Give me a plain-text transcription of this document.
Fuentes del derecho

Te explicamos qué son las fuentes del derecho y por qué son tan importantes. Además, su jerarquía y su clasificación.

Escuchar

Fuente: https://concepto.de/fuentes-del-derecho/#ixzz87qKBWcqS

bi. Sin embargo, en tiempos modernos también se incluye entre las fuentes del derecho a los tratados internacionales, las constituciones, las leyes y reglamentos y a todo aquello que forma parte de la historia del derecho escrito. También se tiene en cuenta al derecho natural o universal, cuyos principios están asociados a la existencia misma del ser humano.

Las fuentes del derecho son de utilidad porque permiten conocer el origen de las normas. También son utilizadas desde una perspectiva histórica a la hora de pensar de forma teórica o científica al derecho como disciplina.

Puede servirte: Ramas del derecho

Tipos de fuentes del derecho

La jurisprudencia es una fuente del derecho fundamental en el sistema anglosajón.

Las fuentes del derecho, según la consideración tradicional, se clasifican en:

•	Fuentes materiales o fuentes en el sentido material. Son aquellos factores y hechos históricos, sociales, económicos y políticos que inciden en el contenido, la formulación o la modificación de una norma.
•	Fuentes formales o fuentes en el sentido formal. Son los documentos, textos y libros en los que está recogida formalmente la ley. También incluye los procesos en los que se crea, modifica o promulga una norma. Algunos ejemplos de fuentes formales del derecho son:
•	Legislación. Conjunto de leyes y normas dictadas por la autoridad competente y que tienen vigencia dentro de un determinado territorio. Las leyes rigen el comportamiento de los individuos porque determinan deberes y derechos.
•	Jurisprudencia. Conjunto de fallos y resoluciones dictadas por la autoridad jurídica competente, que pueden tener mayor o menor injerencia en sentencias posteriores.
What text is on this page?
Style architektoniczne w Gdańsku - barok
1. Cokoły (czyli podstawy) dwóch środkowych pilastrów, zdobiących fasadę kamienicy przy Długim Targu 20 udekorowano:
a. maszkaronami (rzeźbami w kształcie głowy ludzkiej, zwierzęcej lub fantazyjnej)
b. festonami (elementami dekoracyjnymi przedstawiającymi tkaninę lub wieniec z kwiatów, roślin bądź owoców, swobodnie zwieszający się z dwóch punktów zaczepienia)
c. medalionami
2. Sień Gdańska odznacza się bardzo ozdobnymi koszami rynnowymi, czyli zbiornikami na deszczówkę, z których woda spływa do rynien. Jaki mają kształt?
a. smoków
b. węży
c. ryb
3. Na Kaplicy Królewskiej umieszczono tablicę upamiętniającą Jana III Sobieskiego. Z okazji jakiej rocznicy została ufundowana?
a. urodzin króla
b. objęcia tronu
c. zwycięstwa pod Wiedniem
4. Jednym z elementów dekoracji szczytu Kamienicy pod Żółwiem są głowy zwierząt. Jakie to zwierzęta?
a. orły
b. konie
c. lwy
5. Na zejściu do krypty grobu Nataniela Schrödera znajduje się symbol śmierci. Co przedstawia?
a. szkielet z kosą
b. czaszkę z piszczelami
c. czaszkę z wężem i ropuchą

# # # # #

What you should do: Extract all the material, leaving every line as it is.

Task response:
Give me a plain-text transcription of this document.
Fuentes del derecho

Te explicamos qué son las fuentes del derecho y por qué son tan importantes. Además, su jerarquía y su clasificación.

Escuchar

Fuente: https://concepto.de/fuentes-del-derecho/#ixzz87qKBWcqS

bi. Sin embargo, en tiempos modernos también se incluye entre las fuentes del derecho a los tratados internacionales, las constituciones, las leyes y reglamentos y a todo aquello que forma parte de la historia del derecho escrito. También se tiene en cuenta al derecho natural o universal, cuyos principios están asociados a la existencia misma del ser humano.

Las fuentes del derecho son de utilidad porque permiten conocer el origen de las normas. También son utilizadas desde una perspectiva histórica a la hora de pensar de forma teórica o científica al derecho como disciplina.

Puede servirte: Ramas del derecho

Tipos de fuentes del derecho

La jurisprudencia es una fuente del derecho fundamental en el sistema anglosajón.

Las fuentes del derecho, según la consideración tradicional, se clasifican en:

•	Fuentes materiales o fuentes en el sentido material. Son aquellos factores y hechos históricos, sociales, económicos y políticos que inciden en el contenido, la formulación o la modificación de una norma.
•	Fuentes formales o fuentes en el sentido formal. Son los documentos, textos y libros en los que está recogida formalmente la ley. También incluye los procesos en los que se crea, modifica o promulga una norma. Algunos ejemplos de fuentes formales del derecho son:
•	Legislación. Conjunto de leyes y normas dictadas por la autoridad competente y que tienen vigencia dentro de un determinado territorio. Las leyes rigen el comportamiento de los individuos porque determinan deberes y derechos.
•	Jurisprudencia. Conjunto de fallos y resoluciones dictadas por la autoridad jurídica competente, que pueden tener mayor o menor injerencia en sentencias posteriores.
What text is on this page?
Style architektoniczne w Gdańsku - barok
1. Cokoły (czyli podstawy) dwóch środkowych pilastrów, zdobiących fasadę kamienicy przy Długim Targu 20 udekorowano:
a. maszkaronami (rzeźbami w kształcie głowy ludzkiej, zwierzęcej lub fantazyjnej)
b. festonami (elementami dekoracyjnymi przedstawiającymi tkaninę lub wieniec z kwiatów, roślin bądź owoców, swobodnie zwieszający się z dwóch punktów zaczepienia)
c. medalionami
2. Sień Gdańska odznacza się bardzo ozdobnymi koszami rynnowymi, czyli zbiornikami na deszczówkę, z których woda spływa do rynien. Jaki mają kształt?
a. smoków
b. węży
c. ryb
3. Na Kaplicy Królewskiej umieszczono tablicę upamiętniającą Jana III Sobieskiego. Z okazji jakiej rocznicy została ufundowana?
a. urodzin króla
b. objęcia tronu
c. zwycięstwa pod Wiedniem
4. Jednym z elementów dekoracji szczytu Kamienicy pod Żółwiem są głowy zwierząt. Jakie to zwierzęta?
a. orły
b. konie
c. lwy
5. Na zejściu do krypty grobu Nataniela Schrödera znajduje się symbol śmierci. Co przedstawia?
a. szkielet z kosą
b. czaszkę z piszczelami
c. czaszkę z wężem i ropuchą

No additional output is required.